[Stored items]
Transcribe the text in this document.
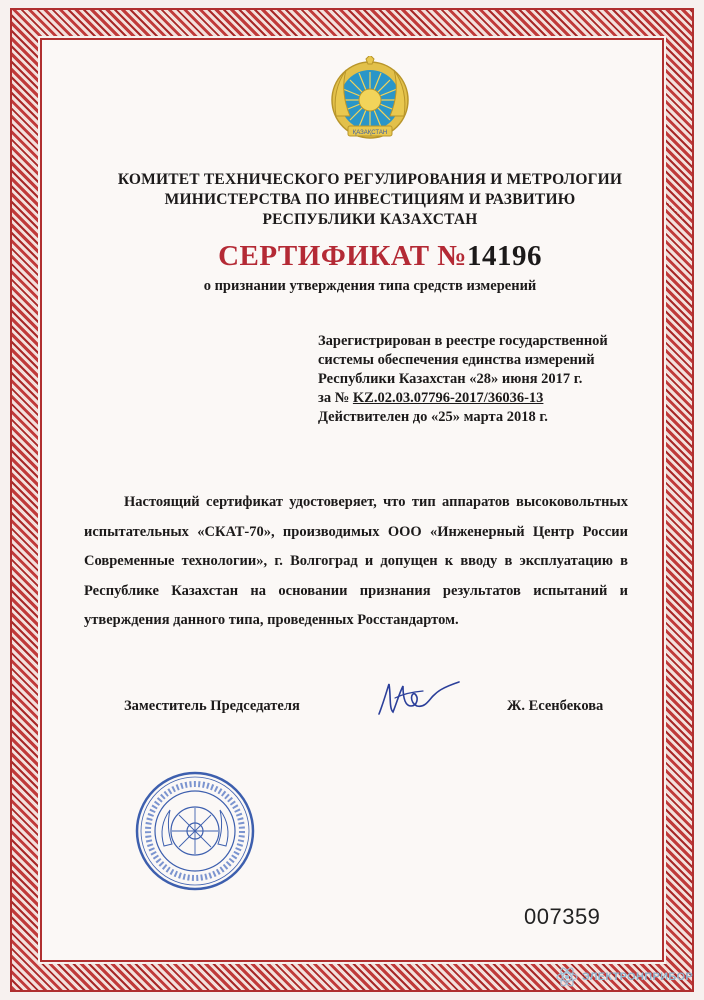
ҚАЗАҚСТАН
КОМИТЕТ ТЕХНИЧЕСКОГО РЕГУЛИРОВАНИЯ И МЕТРОЛОГИИ
МИНИСТЕРСТВА ПО ИНВЕСТИЦИЯМ И РАЗВИТИЮ
РЕСПУБЛИКИ КАЗАХСТАН
СЕРТИФИКАТ №14196
о признании утверждения типа средств измерений
Зарегистрирован в реестре государственной
системы обеспечения единства измерений
Республики Казахстан «28» июня 2017 г.
за № KZ.02.03.07796-2017/36036-13
Действителен до «25» марта 2018 г.
Настоящий сертификат удостоверяет, что тип аппаратов высоковольтных испытательных «СКАТ-70», производимых ООО «Инженерный Центр России Современные технологии», г. Волгоград и допущен к вводу в эксплуатацию в Республике Казахстан на основании признания результатов испытаний и утверждения данного типа, проведенных Росстандартом.
Заместитель Председателя	Ж. Есенбекова
007359
ЭЛЕКТРОНПРИБОР
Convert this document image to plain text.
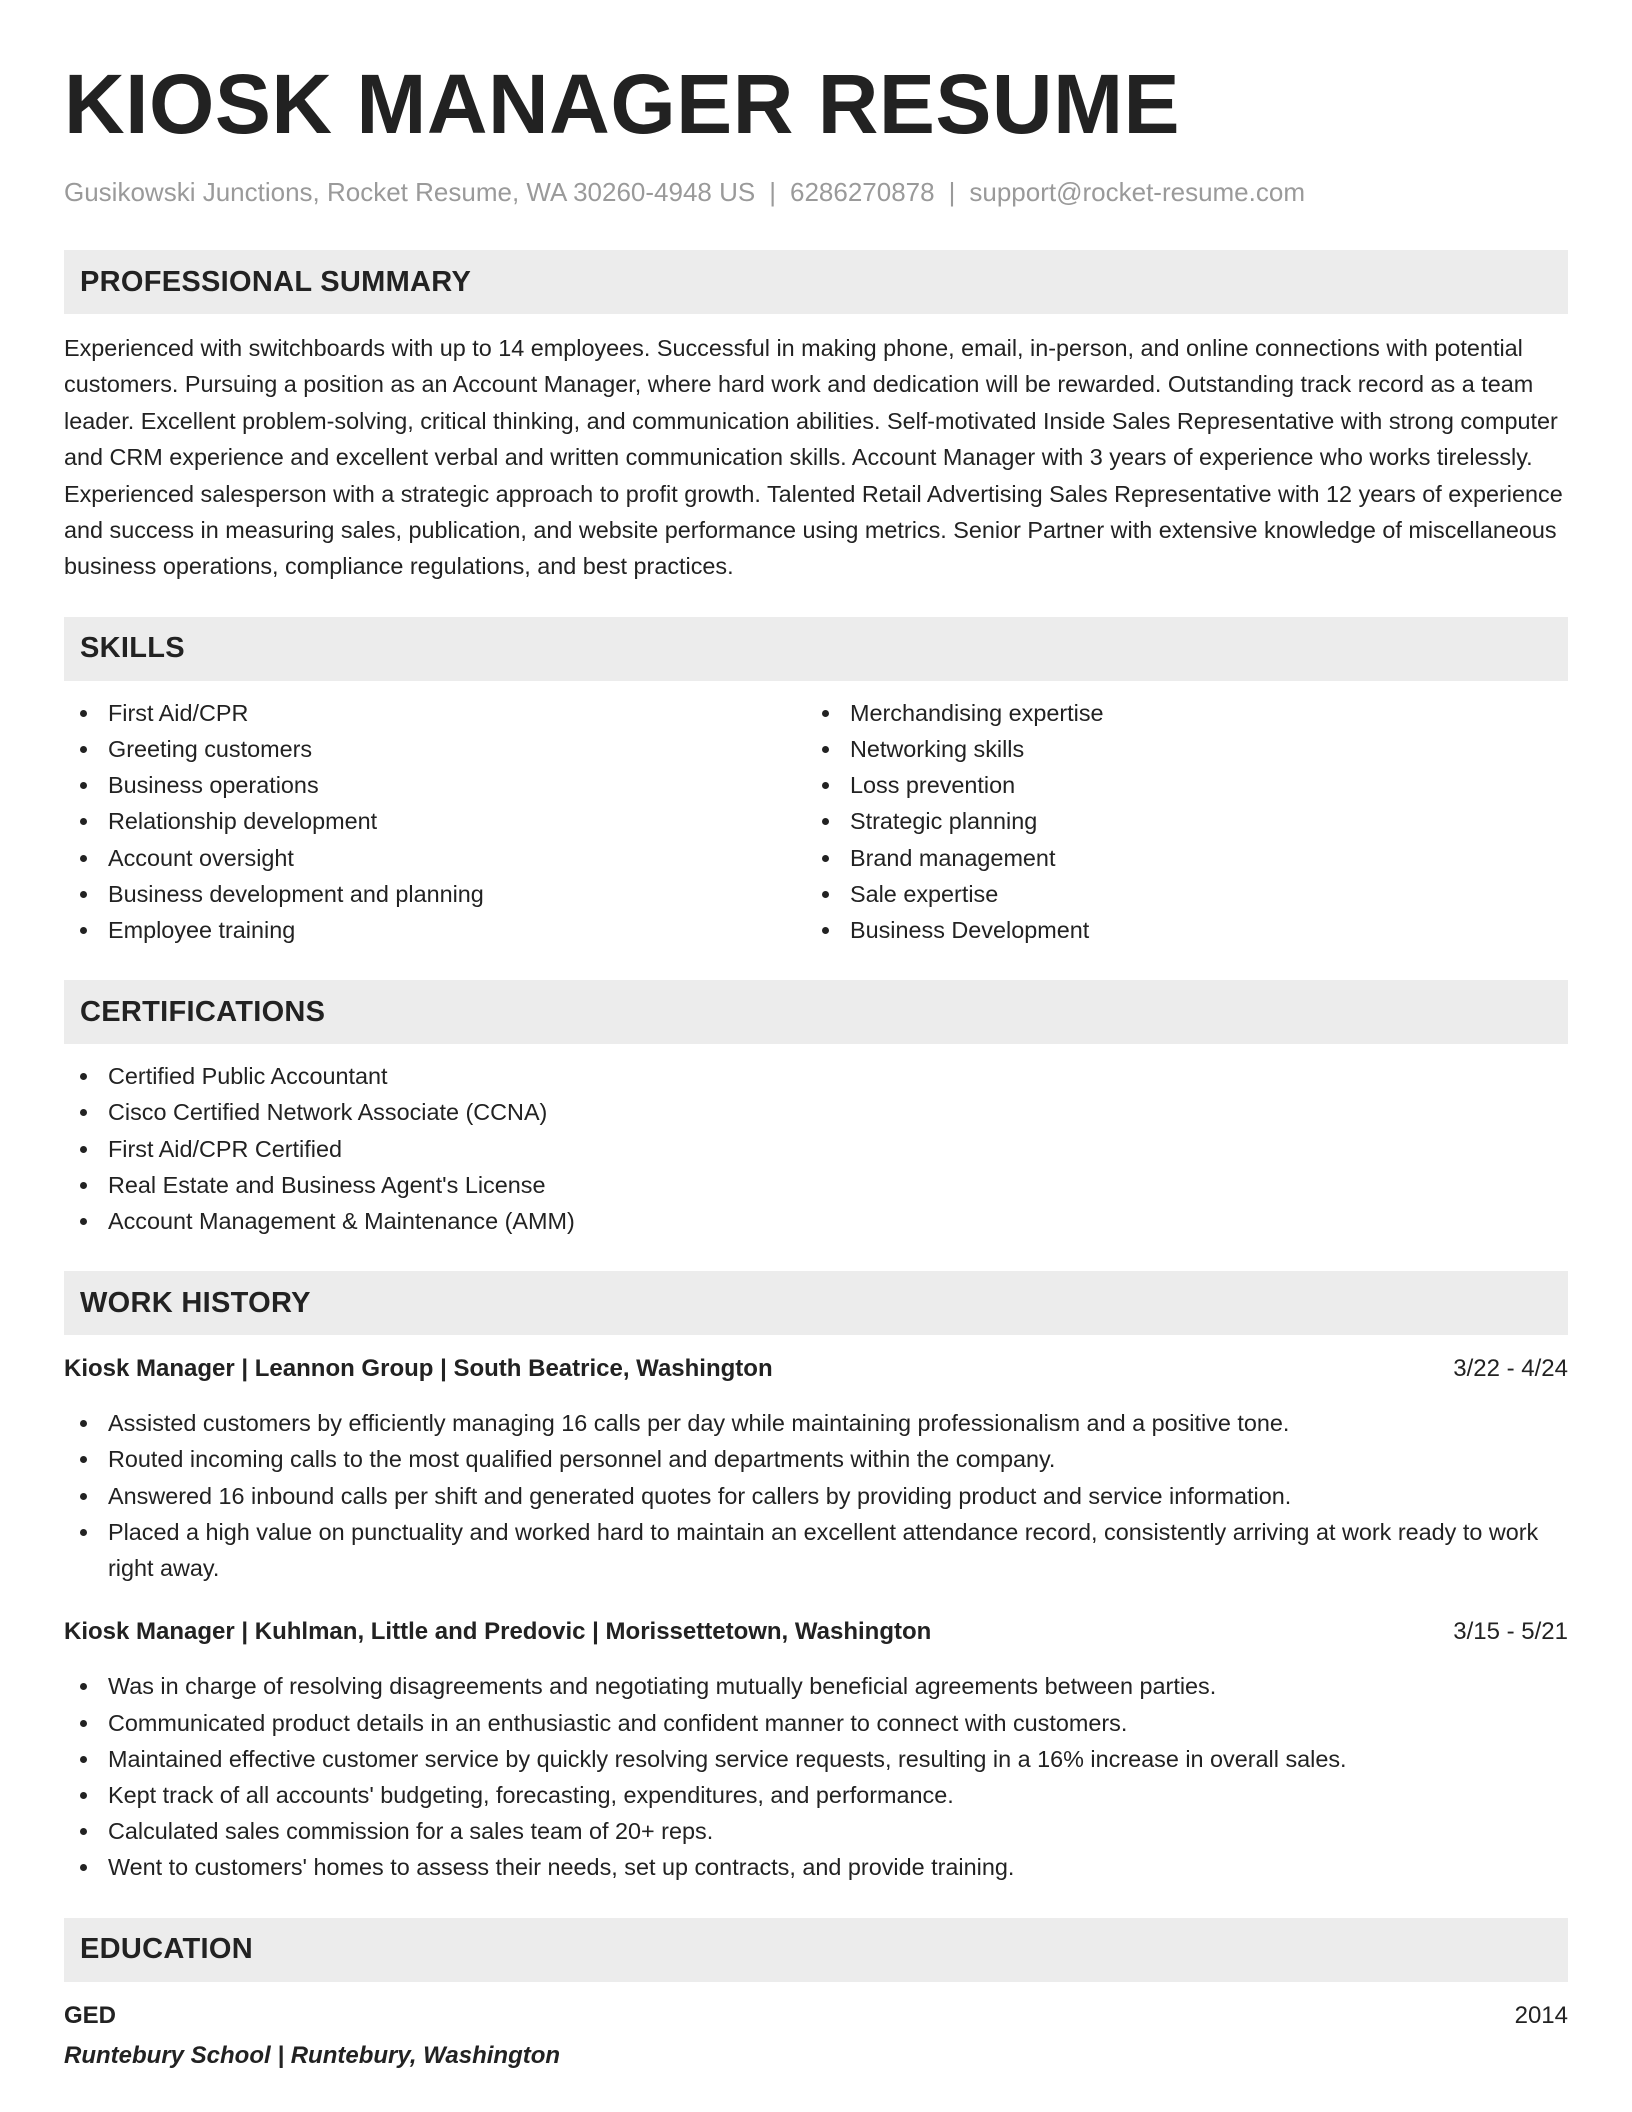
KIOSK MANAGER RESUME
Gusikowski Junctions, Rocket Resume, WA 30260-4948 US | 6286270878 | support@rocket-resume.com
PROFESSIONAL SUMMARY

Experienced with switchboards with up to 14 employees. Successful in making phone, email, in-person, and online connections with potential customers. Pursuing a position as an Account Manager, where hard work and dedication will be rewarded. Outstanding track record as a team leader. Excellent problem-solving, critical thinking, and communication abilities. Self-motivated Inside Sales Representative with strong computer and CRM experience and excellent verbal and written communication skills. Account Manager with 3 years of experience who works tirelessly. Experienced salesperson with a strategic approach to profit growth. Talented Retail Advertising Sales Representative with 12 years of experience and success in measuring sales, publication, and website performance using metrics. Senior Partner with extensive knowledge of miscellaneous business operations, compliance regulations, and best practices.

SKILLS
First Aid/CPR
Greeting customers
Business operations
Relationship development
Account oversight
Business development and planning
Employee training
Merchandising expertise
Networking skills
Loss prevention
Strategic planning
Brand management
Sale expertise
Business Development
CERTIFICATIONS
Certified Public Accountant
Cisco Certified Network Associate (CCNA)
First Aid/CPR Certified
Real Estate and Business Agent's License
Account Management & Maintenance (AMM)
WORK HISTORY
Kiosk Manager | Leannon Group | South Beatrice, Washington	3/22 - 4/24
Assisted customers by efficiently managing 16 calls per day while maintaining professionalism and a positive tone.
Routed incoming calls to the most qualified personnel and departments within the company.
Answered 16 inbound calls per shift and generated quotes for callers by providing product and service information.
Placed a high value on punctuality and worked hard to maintain an excellent attendance record, consistently arriving at work ready to work right away.
Kiosk Manager | Kuhlman, Little and Predovic | Morissettetown, Washington	3/15 - 5/21
Was in charge of resolving disagreements and negotiating mutually beneficial agreements between parties.
Communicated product details in an enthusiastic and confident manner to connect with customers.
Maintained effective customer service by quickly resolving service requests, resulting in a 16% increase in overall sales.
Kept track of all accounts' budgeting, forecasting, expenditures, and performance.
Calculated sales commission for a sales team of 20+ reps.
Went to customers' homes to assess their needs, set up contracts, and provide training.
EDUCATION
GED	2014
Runtebury School | Runtebury, Washington
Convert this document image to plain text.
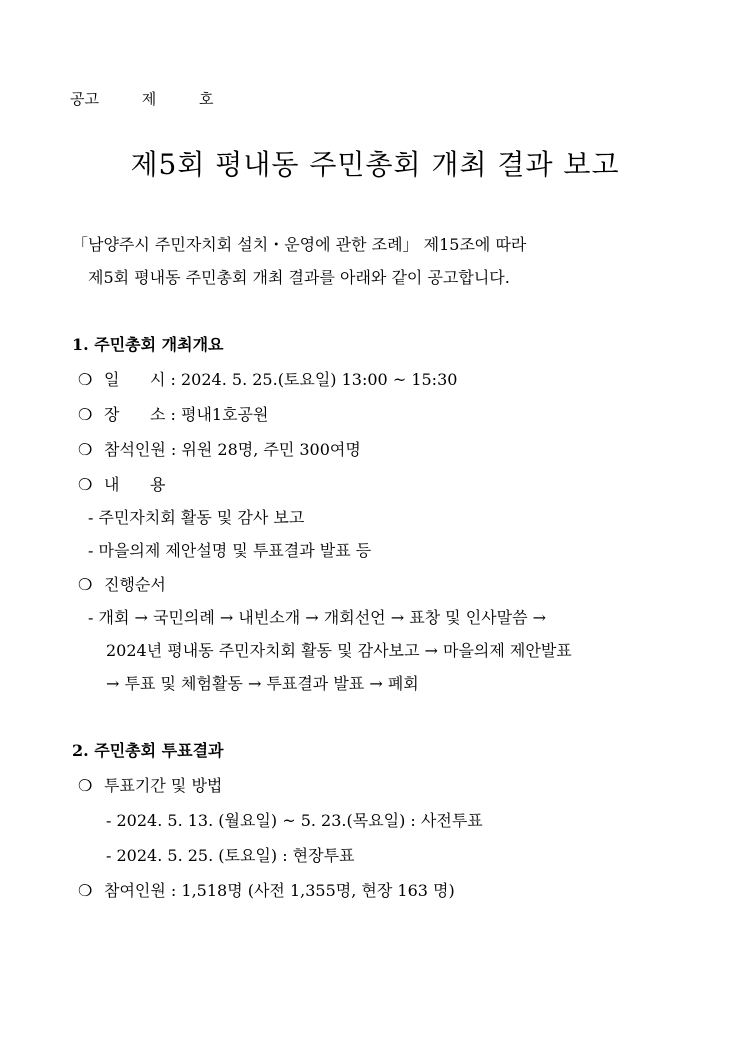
공고	제	호
제5회 평내동 주민총회 개최 결과 보고
「남양주시 주민자치회 설치・운영에 관한 조례」 제15조에 따라
제5회 평내동 주민총회 개최 결과를 아래와 같이 공고합니다.
1. 주민총회 개최개요
❍ 일      시 : 2024. 5. 25.(토요일) 13:00 ~ 15:30
❍ 장      소 : 평내1호공원
❍ 참석인원 : 위원 28명, 주민 300여명
❍ 내      용
- 주민자치회 활동 및 감사 보고
- 마을의제 제안설명 및 투표결과 발표 등
❍ 진행순서
- 개회 → 국민의례 → 내빈소개 → 개회선언 → 표창 및 인사말씀 →
2024년 평내동 주민자치회 활동 및 감사보고 → 마을의제 제안발표
→ 투표 및 체험활동 → 투표결과 발표 → 폐회
2. 주민총회 투표결과
❍ 투표기간 및 방법
- 2024. 5. 13. (월요일) ~ 5. 23.(목요일) : 사전투표
- 2024. 5. 25. (토요일) : 현장투표
❍ 참여인원 : 1,518명 (사전 1,355명, 현장 163 명)
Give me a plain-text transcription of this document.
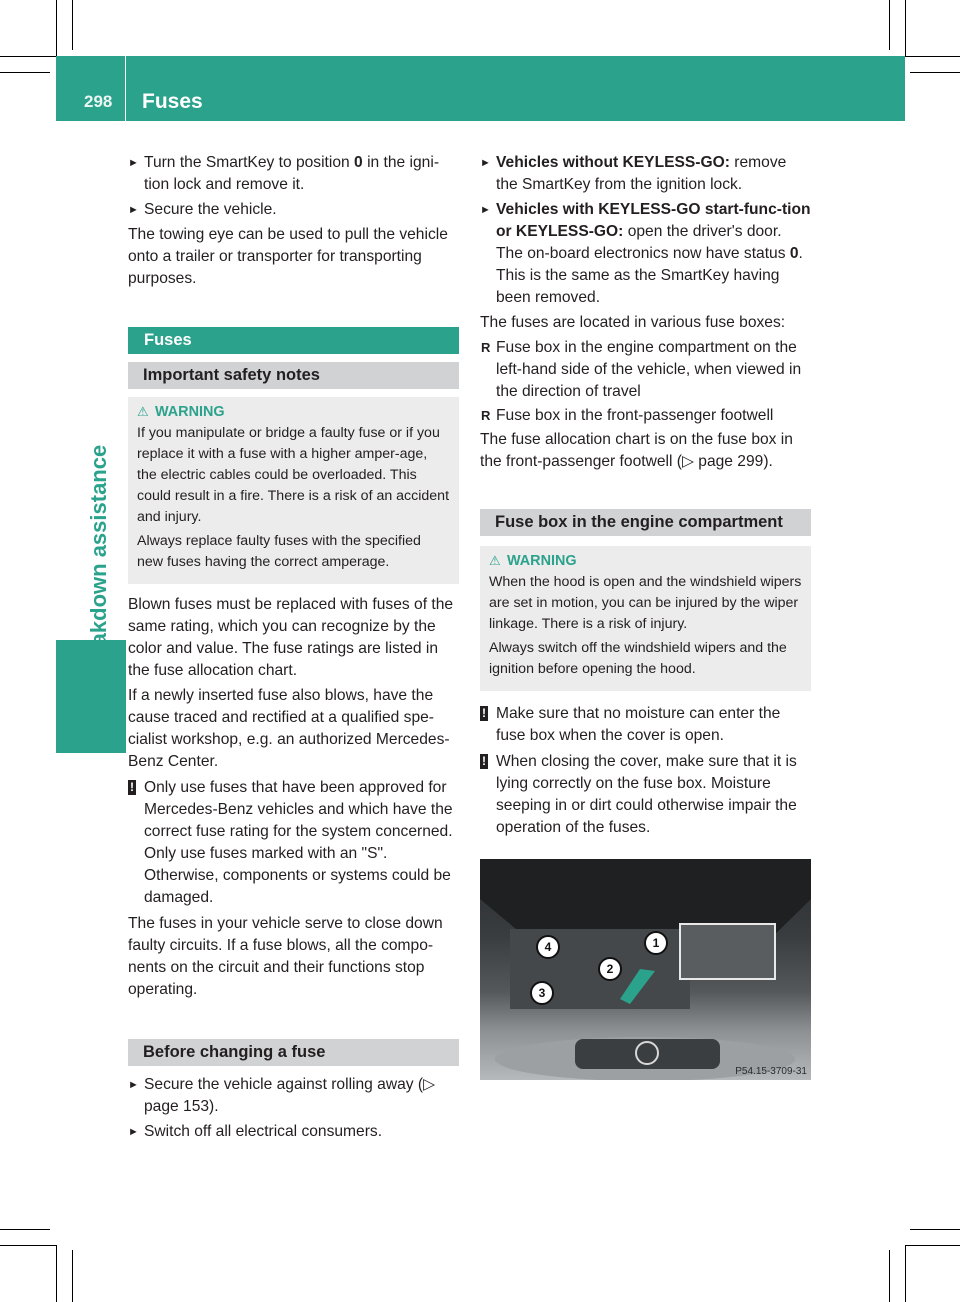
298	Fuses
Breakdown assistance
► Turn the SmartKey to position 0 in the igni-tion lock and remove it.
► Secure the vehicle.

The towing eye can be used to pull the vehicle onto a trailer or transporter for transporting purposes.

Fuses
Important safety notes
⚠ WARNING

If you manipulate or bridge a faulty fuse or if you replace it with a fuse with a higher amper-age, the electric cables could be overloaded. This could result in a fire. There is a risk of an accident and injury.

Always replace faulty fuses with the specified new fuses having the correct amperage.

Blown fuses must be replaced with fuses of the same rating, which you can recognize by the color and value. The fuse ratings are listed in the fuse allocation chart.

If a newly inserted fuse also blows, have the cause traced and rectified at a qualified spe-cialist workshop, e.g. an authorized Mercedes-Benz Center.

! Only use fuses that have been approved for Mercedes-Benz vehicles and which have the correct fuse rating for the system concerned. Only use fuses marked with an "S". Otherwise, components or systems could be damaged.

The fuses in your vehicle serve to close down faulty circuits. If a fuse blows, all the compo-nents on the circuit and their functions stop operating.

Before changing a fuse
► Secure the vehicle against rolling away (▷ page 153).
► Switch off all electrical consumers.
► Vehicles without KEYLESS-GO: remove the SmartKey from the ignition lock.
► Vehicles with KEYLESS-GO start-func-tion or KEYLESS-GO: open the driver's door.
The on-board electronics now have status 0. This is the same as the SmartKey having been removed.

The fuses are located in various fuse boxes:

R Fuse box in the engine compartment on the left-hand side of the vehicle, when viewed in the direction of travel
R Fuse box in the front-passenger footwell

The fuse allocation chart is on the fuse box in the front-passenger footwell (▷ page 299).

Fuse box in the engine compartment
⚠ WARNING

When the hood is open and the windshield wipers are set in motion, you can be injured by the wiper linkage. There is a risk of injury.

Always switch off the windshield wipers and the ignition before opening the hood.

! Make sure that no moisture can enter the fuse box when the cover is open.
! When closing the cover, make sure that it is lying correctly on the fuse box. Moisture seeping in or dirt could otherwise impair the operation of the fuses.
1
2
3
4
P54.15-3709-31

What you should do: Gather each line of the listing containing the word "could" and show it.

Expected answer:
If you manipulate or bridge a faulty fuse or if you replace it with a fuse with a higher amper-age, the electric cables could be overloaded. This could result in a fire. There is a risk of an accident and injury.
! Only use fuses that have been approved for Mercedes-Benz vehicles and which have the correct fuse rating for the system concerned. Only use fuses marked with an "S". Otherwise, components or systems could be damaged.
! When closing the cover, make sure that it is lying correctly on the fuse box. Moisture seeping in or dirt could otherwise impair the operation of the fuses.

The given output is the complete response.